start Raw data

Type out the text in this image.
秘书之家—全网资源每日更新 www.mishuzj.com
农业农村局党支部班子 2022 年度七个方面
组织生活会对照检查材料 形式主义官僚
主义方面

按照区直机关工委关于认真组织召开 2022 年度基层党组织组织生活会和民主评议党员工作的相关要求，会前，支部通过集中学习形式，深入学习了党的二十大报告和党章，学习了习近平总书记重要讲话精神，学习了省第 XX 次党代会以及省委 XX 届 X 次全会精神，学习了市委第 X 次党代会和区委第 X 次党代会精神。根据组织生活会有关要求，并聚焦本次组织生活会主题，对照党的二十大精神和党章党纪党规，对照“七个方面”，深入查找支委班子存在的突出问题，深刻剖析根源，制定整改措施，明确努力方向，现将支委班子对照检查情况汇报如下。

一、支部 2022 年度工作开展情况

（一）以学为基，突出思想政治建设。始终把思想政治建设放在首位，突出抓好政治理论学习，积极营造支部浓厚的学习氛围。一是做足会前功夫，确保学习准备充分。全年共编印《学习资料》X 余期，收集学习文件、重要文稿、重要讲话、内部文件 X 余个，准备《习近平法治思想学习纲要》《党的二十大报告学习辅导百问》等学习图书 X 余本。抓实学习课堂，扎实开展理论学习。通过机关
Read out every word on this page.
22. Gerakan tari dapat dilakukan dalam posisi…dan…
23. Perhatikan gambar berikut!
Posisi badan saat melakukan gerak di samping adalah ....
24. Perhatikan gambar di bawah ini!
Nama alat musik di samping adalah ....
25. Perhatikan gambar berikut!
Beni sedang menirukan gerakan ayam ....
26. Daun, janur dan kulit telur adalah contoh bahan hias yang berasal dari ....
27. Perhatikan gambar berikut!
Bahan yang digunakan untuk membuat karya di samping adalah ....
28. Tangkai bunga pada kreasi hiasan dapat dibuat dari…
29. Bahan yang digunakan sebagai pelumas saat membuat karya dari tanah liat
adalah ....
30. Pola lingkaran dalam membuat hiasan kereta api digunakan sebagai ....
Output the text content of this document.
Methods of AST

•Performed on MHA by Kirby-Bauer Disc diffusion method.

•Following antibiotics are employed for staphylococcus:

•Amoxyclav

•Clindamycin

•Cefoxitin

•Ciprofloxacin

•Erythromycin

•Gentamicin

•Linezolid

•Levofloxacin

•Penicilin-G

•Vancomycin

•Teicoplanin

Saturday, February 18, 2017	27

end Raw data

Aim:
What is the number of lines in the listing that contain the string "samping"? Reply with that number alone.

Solution to this problem:
3